OBJETIVO DO EXERCÍCIO: Por favor, transcreva sem nenhuma alteração as linhas que vão do início dos dados até a linha que contém "bar-creacion (674, 163, 712, 169)", incluindo essa linha.

TRECHO DOS DADOS:
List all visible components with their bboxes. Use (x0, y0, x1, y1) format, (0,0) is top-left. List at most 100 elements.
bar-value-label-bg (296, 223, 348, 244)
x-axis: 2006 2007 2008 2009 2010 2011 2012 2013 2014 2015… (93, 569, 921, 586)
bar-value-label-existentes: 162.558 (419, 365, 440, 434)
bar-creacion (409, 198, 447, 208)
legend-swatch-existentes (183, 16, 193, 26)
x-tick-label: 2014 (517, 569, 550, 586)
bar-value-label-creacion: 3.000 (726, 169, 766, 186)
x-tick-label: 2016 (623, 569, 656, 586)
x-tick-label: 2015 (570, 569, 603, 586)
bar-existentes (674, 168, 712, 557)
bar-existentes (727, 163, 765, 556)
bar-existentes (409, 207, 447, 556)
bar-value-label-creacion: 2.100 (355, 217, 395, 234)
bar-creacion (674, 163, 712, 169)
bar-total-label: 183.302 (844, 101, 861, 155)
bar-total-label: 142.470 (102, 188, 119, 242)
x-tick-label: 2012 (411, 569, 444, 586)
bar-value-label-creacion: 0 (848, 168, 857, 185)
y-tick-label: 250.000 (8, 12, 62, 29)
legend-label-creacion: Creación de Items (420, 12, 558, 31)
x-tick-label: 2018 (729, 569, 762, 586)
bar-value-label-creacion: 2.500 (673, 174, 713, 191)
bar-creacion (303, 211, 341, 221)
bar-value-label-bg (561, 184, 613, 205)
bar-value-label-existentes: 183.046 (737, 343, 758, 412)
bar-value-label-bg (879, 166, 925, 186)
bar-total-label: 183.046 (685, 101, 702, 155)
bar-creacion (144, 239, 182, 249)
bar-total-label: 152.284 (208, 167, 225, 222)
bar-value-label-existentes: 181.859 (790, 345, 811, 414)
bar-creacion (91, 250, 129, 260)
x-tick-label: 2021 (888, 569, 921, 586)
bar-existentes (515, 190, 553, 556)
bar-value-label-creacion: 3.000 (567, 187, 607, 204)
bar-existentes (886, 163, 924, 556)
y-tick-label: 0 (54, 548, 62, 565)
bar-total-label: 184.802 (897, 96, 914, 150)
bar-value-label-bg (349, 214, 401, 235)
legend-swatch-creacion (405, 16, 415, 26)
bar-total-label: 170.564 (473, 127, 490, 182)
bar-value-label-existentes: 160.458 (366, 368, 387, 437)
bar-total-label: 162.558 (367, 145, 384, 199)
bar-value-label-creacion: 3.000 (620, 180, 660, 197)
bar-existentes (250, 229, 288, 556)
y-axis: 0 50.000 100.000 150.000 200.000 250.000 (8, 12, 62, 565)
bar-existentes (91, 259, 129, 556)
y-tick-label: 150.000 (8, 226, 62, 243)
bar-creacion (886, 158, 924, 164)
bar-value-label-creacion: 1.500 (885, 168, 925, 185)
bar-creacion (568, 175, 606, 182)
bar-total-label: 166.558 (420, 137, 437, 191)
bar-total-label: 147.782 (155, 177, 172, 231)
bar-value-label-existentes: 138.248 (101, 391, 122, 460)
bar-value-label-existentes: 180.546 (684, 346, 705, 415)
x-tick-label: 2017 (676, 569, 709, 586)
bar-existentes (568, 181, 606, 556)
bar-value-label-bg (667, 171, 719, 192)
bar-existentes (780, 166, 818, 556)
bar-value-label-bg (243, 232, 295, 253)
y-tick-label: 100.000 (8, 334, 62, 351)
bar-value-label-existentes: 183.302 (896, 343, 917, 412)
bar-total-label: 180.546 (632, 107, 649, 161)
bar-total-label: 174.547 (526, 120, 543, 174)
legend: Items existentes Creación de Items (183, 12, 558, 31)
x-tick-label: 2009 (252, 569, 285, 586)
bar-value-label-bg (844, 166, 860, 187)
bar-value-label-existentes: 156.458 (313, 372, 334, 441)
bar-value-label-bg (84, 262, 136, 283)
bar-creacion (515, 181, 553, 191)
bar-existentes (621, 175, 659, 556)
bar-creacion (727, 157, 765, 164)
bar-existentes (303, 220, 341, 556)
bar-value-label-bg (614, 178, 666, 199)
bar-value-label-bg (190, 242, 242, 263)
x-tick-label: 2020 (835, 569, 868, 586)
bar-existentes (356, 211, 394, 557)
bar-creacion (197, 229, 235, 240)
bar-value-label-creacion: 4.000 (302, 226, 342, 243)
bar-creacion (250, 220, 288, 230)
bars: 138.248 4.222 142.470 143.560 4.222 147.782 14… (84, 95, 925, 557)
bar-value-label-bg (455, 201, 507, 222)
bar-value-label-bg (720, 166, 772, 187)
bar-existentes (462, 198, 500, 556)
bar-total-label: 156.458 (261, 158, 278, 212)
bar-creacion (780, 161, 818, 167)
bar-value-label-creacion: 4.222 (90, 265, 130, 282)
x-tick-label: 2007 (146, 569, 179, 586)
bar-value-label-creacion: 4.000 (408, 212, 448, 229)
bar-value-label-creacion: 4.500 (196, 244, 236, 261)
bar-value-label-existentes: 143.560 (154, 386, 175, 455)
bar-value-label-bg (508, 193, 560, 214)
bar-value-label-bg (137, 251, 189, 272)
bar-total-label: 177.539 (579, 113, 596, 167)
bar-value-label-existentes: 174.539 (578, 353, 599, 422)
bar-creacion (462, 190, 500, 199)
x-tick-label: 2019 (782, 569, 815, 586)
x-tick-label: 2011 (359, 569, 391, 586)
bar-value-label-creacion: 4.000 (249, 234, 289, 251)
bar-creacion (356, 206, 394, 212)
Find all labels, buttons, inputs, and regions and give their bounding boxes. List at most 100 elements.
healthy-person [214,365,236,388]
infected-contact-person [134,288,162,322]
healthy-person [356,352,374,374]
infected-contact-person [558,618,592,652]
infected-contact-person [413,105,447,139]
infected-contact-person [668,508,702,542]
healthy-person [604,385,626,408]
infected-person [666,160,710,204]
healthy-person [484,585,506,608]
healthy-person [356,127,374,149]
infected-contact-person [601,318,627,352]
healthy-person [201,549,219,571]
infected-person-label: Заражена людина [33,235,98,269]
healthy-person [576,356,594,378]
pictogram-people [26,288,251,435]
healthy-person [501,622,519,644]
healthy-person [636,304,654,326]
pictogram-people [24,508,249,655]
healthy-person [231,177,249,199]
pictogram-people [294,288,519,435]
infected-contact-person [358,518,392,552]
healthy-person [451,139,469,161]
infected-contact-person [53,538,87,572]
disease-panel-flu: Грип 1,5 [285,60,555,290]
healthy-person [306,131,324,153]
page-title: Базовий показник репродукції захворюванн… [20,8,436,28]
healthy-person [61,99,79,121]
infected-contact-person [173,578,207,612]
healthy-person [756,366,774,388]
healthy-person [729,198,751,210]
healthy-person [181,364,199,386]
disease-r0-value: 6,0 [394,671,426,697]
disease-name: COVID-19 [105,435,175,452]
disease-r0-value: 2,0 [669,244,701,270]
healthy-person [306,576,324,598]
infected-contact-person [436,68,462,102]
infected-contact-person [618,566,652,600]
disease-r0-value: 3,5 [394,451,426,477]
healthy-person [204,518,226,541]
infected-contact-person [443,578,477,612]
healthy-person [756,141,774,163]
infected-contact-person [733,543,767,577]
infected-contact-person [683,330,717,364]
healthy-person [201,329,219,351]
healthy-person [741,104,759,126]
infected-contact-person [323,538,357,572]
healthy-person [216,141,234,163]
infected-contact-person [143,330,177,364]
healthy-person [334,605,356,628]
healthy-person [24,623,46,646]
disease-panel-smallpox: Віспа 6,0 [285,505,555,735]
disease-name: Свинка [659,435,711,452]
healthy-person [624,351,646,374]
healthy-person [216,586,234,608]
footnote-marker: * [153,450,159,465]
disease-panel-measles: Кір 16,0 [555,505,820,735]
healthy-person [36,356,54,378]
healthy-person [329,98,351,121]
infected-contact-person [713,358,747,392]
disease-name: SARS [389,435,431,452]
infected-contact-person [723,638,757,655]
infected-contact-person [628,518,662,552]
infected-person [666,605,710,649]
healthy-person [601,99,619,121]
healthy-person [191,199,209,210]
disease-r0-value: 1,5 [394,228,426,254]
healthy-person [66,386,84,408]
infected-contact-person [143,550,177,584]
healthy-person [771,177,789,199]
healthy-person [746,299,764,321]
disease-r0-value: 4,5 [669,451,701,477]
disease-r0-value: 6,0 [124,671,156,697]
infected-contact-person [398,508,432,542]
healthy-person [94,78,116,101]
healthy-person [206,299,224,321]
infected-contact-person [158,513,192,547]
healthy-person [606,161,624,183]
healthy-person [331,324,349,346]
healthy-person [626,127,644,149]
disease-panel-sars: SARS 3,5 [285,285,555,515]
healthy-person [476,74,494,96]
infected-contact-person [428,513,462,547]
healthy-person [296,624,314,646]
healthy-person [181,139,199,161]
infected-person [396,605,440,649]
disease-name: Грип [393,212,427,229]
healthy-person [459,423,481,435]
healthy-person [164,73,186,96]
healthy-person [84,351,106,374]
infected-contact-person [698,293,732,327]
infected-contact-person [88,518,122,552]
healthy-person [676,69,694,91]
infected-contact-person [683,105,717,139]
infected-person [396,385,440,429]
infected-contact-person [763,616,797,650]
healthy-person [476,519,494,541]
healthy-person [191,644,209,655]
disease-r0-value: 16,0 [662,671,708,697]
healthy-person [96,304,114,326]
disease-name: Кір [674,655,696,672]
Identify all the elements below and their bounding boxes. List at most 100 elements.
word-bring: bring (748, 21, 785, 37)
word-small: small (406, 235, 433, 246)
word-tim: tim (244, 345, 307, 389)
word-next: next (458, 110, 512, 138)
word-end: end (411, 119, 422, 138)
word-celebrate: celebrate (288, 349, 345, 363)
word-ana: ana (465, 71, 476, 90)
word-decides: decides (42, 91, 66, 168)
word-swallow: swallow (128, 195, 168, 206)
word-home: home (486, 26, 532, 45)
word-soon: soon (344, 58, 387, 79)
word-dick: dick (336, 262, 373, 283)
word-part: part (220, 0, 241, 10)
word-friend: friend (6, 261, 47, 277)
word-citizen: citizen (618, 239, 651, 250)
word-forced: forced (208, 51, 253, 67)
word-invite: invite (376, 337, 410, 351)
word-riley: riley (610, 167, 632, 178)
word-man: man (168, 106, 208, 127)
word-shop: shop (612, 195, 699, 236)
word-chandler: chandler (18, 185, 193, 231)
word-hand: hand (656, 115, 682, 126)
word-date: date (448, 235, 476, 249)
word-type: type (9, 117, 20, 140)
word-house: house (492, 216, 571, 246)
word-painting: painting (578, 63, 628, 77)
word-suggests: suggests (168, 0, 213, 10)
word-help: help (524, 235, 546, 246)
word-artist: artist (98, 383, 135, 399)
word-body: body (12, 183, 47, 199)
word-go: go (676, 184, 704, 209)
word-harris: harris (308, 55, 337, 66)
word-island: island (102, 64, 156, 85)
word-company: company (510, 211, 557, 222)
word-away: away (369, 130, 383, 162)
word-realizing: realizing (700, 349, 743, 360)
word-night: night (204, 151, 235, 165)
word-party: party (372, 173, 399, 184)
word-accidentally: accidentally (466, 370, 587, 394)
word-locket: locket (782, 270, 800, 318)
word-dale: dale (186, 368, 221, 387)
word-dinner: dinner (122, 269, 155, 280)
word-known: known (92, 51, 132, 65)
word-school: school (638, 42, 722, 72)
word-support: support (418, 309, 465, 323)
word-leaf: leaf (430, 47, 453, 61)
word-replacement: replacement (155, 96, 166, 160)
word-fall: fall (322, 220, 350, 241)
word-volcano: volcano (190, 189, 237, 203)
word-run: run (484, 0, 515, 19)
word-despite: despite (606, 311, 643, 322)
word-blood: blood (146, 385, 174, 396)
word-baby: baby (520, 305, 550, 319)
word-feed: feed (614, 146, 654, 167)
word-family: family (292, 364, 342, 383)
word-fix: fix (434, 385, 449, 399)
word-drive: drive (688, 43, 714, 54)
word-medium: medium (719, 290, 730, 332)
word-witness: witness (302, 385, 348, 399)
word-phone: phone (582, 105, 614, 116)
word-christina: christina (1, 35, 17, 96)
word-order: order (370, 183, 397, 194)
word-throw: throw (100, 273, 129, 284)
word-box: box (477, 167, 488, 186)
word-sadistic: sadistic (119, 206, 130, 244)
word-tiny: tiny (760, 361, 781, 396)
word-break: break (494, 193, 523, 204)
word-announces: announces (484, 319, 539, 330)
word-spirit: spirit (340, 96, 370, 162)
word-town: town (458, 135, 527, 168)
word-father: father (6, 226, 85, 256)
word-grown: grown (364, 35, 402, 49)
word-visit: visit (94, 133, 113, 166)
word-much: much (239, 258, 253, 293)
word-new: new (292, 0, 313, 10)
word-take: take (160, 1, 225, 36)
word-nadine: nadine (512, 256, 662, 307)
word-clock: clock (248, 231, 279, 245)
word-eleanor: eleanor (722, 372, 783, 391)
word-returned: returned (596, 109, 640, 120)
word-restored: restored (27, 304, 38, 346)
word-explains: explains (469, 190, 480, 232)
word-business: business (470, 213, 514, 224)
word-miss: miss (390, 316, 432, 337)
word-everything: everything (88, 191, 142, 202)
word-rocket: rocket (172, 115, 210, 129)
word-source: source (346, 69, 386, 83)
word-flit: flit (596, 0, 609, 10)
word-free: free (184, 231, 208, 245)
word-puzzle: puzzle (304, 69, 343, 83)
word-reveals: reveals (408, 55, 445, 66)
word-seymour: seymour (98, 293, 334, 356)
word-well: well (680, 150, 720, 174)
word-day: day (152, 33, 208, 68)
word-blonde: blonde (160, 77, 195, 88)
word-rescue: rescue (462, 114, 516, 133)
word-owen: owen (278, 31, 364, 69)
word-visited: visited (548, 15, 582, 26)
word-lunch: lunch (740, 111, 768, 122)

RESPOSTA COMPLETA:
List all visible components with their bboxes. Use (x0, y0, x1, y1) format, (0,0) is top-left. List at most 100 elements.
bar-value-label-bg (296, 223, 348, 244)
x-axis: 2006 2007 2008 2009 2010 2011 2012 2013 2014 2015… (93, 569, 921, 586)
bar-value-label-existentes: 162.558 (419, 365, 440, 434)
bar-creacion (409, 198, 447, 208)
legend-swatch-existentes (183, 16, 193, 26)
x-tick-label: 2014 (517, 569, 550, 586)
bar-value-label-creacion: 3.000 (726, 169, 766, 186)
x-tick-label: 2016 (623, 569, 656, 586)
x-tick-label: 2015 (570, 569, 603, 586)
bar-existentes (674, 168, 712, 557)
bar-existentes (727, 163, 765, 556)
bar-existentes (409, 207, 447, 556)
bar-value-label-creacion: 2.100 (355, 217, 395, 234)
bar-creacion (674, 163, 712, 169)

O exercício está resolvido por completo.